Task objective:
Find each line with the word "name" and say how many there are, nothing else.

Given records:
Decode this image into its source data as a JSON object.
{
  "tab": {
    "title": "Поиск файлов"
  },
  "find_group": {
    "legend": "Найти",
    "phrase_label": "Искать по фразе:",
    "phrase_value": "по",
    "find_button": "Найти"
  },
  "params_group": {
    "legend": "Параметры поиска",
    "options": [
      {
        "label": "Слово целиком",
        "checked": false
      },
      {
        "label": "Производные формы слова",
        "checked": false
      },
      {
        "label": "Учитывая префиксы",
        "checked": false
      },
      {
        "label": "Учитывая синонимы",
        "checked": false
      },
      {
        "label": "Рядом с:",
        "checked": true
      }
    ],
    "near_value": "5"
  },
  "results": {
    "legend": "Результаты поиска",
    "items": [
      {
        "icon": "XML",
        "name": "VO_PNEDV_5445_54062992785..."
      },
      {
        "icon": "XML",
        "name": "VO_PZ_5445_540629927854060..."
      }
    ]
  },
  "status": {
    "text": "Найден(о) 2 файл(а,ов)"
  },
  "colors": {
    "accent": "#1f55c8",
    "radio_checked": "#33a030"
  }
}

Task result:
2